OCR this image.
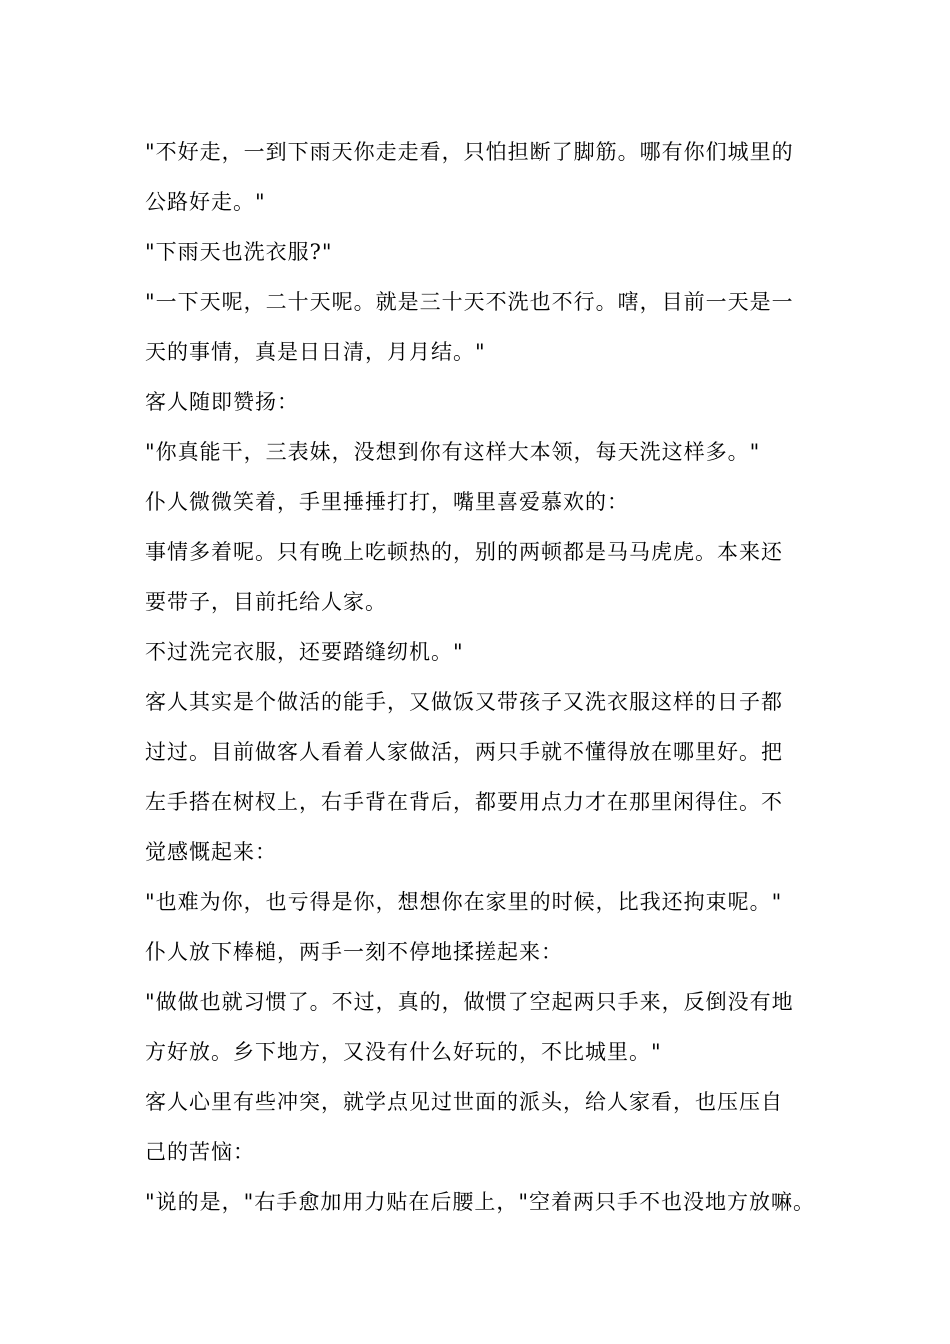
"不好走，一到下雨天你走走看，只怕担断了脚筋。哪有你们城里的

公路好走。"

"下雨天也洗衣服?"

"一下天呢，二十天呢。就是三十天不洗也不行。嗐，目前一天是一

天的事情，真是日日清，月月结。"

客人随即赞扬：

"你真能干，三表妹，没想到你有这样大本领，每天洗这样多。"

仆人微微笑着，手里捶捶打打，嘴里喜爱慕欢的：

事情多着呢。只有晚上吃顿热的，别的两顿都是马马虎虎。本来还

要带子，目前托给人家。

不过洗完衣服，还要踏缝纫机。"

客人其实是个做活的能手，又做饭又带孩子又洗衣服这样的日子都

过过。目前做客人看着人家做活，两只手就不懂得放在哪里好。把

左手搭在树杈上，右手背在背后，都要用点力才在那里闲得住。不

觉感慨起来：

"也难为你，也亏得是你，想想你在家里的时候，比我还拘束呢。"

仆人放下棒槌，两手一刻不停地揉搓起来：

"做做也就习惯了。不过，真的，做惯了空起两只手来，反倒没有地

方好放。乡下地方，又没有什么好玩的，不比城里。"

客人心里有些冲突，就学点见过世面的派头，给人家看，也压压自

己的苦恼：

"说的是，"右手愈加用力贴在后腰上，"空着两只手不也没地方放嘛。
____
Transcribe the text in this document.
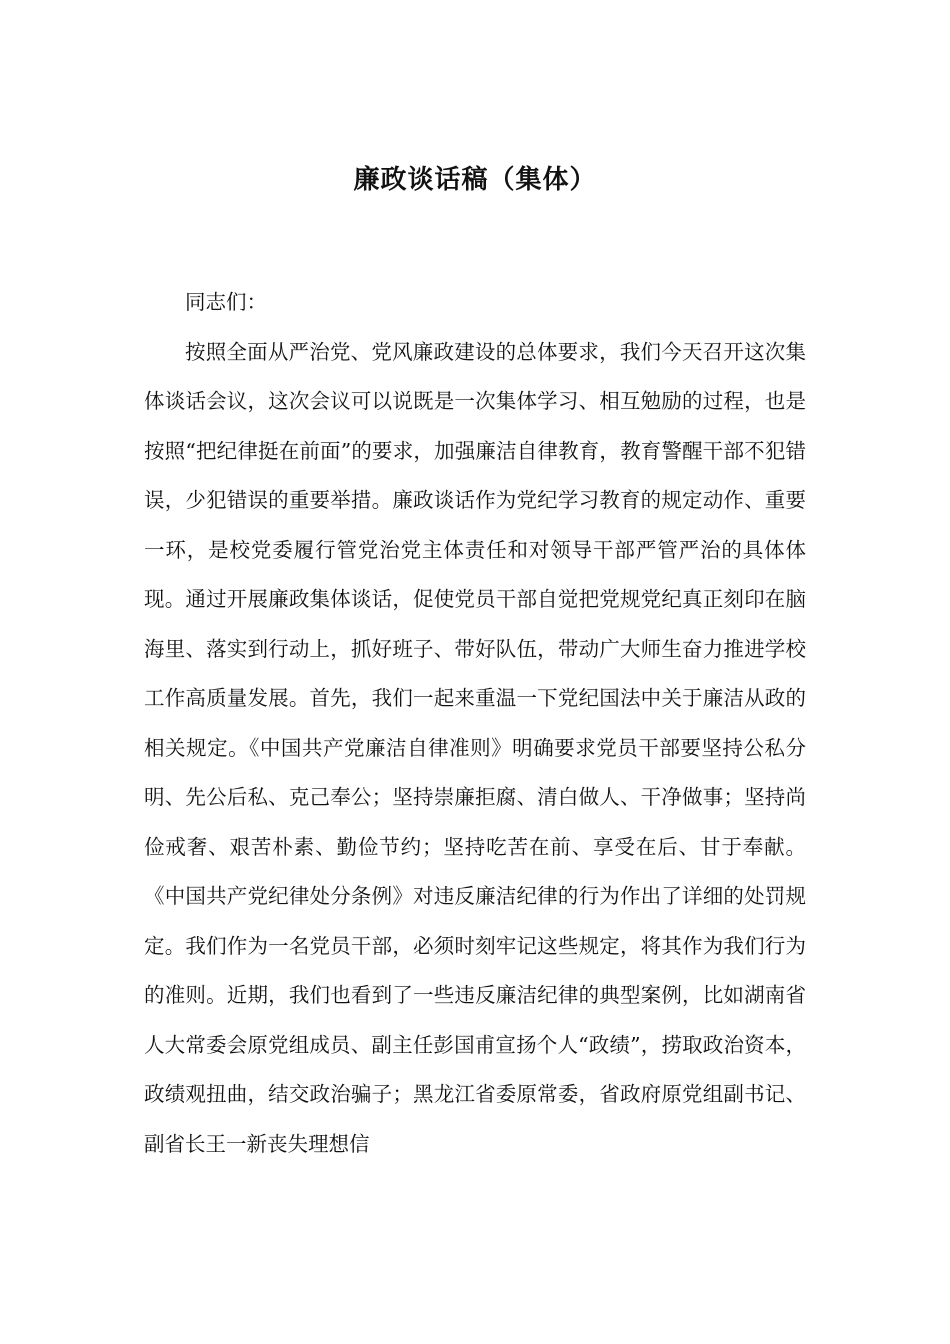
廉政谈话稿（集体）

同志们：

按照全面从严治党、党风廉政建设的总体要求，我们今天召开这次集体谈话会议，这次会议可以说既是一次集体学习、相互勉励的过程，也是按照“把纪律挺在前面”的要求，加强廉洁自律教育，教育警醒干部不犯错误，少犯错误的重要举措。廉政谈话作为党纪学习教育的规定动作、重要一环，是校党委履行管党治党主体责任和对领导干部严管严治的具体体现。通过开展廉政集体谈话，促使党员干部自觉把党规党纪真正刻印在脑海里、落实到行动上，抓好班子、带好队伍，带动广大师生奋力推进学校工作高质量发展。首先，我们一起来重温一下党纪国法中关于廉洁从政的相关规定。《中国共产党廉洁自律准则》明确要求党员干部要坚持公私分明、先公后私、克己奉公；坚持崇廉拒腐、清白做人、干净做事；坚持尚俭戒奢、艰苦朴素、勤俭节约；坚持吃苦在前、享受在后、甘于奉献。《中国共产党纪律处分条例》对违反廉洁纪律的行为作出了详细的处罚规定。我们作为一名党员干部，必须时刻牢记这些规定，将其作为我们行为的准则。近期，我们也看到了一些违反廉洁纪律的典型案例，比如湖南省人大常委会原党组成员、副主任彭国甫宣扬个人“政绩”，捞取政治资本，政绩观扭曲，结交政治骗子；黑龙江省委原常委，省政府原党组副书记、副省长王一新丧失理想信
____
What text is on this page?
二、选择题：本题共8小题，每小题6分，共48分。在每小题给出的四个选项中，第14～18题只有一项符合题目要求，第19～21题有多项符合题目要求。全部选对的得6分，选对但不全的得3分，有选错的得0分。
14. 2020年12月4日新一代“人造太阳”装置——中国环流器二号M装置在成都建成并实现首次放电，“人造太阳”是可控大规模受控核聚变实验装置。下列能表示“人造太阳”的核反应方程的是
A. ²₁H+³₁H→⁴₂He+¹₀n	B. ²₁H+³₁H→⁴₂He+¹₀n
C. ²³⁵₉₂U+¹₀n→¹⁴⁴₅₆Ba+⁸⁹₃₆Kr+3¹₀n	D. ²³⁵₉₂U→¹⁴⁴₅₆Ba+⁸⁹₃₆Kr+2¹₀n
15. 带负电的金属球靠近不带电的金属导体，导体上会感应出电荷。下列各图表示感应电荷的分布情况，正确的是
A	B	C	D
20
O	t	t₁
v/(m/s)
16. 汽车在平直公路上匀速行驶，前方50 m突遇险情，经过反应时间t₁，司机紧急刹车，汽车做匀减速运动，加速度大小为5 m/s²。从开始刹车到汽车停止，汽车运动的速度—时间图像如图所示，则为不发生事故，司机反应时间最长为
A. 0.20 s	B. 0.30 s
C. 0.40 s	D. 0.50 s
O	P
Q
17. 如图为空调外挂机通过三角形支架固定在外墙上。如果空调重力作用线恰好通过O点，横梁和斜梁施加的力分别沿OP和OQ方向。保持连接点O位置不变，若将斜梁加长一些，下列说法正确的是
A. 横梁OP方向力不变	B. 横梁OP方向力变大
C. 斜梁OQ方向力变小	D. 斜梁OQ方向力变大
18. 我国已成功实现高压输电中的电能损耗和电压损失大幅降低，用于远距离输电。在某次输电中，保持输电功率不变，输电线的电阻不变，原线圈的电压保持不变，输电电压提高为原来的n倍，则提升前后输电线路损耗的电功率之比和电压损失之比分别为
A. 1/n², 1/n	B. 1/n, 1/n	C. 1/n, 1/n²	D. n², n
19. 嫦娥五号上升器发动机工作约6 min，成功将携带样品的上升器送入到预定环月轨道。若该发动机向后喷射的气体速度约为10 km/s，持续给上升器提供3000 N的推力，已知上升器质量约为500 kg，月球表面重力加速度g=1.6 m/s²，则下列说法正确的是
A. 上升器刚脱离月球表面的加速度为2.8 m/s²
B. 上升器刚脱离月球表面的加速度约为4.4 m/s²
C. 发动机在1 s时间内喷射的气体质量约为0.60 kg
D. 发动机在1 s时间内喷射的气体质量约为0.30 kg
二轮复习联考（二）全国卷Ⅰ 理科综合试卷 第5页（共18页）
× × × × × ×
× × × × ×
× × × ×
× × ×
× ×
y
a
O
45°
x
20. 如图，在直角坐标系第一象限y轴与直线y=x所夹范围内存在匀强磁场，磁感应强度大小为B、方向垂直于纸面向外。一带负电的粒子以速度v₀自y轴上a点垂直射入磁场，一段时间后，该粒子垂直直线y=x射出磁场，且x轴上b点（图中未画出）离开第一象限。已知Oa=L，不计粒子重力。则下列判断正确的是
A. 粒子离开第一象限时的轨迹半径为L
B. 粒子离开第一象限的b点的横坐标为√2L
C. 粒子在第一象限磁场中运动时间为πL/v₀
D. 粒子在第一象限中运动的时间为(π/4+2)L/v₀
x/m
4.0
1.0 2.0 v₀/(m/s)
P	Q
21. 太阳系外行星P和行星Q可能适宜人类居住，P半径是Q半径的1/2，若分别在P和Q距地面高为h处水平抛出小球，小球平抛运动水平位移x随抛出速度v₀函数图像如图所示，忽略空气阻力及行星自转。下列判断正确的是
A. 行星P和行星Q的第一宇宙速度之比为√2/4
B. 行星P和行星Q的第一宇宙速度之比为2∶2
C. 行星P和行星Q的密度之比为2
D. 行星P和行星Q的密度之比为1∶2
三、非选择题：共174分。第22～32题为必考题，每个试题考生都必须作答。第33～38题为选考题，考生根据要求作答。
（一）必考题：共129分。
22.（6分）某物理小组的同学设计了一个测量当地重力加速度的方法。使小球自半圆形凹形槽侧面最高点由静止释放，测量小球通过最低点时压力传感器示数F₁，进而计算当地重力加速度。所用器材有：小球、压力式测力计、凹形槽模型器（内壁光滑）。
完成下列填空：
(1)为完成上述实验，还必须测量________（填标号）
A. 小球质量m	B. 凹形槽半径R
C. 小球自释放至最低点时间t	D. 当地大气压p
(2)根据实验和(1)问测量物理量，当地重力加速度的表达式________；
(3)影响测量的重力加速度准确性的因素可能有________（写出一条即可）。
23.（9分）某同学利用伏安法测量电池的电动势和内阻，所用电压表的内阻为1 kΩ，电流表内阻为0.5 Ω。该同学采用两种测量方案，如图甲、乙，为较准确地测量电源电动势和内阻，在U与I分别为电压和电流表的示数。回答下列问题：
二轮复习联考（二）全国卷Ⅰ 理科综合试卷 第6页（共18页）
____
Job: Filter out every line that lacks the word "this", and copy the rest.

Task result:
OCR this image.
Transcribe the text in this document.
What text is on this page?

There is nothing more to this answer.